** start RAW DATA **

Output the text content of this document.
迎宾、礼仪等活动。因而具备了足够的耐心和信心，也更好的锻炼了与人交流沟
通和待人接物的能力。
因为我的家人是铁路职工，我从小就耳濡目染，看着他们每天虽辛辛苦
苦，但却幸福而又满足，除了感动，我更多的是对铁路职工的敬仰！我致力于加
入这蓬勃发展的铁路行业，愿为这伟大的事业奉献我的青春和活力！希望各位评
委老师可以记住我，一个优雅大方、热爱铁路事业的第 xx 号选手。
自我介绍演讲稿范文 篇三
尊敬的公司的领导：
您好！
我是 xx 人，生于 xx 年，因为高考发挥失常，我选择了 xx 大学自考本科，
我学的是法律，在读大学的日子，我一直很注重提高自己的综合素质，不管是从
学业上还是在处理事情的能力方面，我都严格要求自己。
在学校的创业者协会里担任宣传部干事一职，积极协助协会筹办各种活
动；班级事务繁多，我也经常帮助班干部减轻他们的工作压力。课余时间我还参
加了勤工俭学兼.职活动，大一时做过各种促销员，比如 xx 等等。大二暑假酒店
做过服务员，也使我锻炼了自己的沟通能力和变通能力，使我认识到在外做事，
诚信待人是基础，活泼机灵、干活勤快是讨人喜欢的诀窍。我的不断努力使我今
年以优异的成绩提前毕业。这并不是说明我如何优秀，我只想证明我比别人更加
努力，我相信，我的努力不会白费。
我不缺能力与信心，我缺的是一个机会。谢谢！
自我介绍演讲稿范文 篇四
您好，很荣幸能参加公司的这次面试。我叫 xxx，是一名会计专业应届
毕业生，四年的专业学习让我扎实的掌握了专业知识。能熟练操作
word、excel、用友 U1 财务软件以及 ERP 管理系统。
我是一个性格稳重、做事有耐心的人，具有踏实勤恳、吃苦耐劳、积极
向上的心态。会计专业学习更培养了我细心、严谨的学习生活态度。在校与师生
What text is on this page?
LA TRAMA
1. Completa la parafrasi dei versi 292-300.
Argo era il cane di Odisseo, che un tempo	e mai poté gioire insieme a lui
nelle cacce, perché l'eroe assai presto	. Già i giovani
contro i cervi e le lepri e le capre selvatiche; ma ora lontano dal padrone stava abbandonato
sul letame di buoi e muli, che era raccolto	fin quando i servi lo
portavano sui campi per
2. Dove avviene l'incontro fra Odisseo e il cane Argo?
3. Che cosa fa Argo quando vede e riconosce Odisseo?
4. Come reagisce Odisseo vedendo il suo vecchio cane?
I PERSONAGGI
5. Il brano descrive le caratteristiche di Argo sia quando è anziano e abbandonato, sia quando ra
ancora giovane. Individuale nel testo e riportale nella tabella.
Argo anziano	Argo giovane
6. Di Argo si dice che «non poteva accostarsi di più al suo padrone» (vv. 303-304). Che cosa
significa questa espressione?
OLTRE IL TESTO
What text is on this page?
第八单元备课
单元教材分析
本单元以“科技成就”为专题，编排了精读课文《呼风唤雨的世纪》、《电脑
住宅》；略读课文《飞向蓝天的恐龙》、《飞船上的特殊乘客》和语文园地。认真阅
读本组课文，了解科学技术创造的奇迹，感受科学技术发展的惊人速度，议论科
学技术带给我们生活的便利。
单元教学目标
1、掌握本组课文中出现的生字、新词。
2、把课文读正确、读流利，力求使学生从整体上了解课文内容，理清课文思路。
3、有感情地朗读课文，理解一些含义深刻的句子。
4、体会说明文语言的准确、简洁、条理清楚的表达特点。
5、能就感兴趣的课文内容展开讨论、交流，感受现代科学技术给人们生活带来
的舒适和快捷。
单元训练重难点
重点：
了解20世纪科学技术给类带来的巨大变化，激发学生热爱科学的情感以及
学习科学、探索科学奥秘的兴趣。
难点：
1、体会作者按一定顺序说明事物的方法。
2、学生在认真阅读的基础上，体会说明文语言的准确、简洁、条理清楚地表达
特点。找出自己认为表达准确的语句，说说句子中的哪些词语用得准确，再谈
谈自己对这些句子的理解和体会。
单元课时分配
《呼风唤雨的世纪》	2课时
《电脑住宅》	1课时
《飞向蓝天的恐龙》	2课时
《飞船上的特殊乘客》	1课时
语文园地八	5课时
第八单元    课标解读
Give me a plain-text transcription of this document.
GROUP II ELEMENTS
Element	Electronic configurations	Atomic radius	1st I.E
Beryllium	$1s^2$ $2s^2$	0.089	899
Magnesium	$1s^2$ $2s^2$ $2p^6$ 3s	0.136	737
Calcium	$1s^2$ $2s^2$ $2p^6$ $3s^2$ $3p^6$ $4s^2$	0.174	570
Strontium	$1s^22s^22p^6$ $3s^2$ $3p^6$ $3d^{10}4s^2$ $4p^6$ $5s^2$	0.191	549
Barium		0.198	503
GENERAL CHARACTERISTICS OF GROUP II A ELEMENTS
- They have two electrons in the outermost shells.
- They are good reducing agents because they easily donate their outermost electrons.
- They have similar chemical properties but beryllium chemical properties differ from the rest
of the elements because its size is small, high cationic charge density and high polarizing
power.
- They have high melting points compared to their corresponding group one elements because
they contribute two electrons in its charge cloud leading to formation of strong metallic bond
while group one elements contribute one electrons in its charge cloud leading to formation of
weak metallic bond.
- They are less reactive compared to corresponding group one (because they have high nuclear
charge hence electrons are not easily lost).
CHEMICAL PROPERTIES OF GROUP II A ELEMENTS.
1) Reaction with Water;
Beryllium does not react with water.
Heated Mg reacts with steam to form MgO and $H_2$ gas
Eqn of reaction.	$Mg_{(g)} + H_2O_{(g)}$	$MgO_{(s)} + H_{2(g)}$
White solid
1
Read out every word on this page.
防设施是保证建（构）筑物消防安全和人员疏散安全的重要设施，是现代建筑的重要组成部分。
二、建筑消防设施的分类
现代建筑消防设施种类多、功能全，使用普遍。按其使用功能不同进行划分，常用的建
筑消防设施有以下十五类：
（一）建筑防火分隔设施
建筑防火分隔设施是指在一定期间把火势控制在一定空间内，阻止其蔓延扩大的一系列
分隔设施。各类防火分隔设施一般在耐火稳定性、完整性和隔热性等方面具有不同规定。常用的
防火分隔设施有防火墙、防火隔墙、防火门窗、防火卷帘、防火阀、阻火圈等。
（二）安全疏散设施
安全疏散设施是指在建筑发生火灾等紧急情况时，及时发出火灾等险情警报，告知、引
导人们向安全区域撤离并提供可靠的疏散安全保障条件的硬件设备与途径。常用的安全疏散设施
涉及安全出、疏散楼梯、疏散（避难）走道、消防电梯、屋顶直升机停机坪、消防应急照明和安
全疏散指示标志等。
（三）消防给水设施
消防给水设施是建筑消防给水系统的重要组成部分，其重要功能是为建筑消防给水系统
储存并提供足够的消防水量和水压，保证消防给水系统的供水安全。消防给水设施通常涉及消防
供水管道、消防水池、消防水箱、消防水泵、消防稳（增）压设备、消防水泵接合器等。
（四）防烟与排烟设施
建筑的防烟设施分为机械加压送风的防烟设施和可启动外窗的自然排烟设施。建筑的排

** end RAW DATA **

◆ **GIVEN PROBLEM**
Search the entries for "anziano" and copy out each line that has it.

◆ **RESPONSE**
5. Il brano descrive le caratteristiche di Argo sia quando è anziano e abbandonato, sia quando ra
Argo anziano	Argo giovane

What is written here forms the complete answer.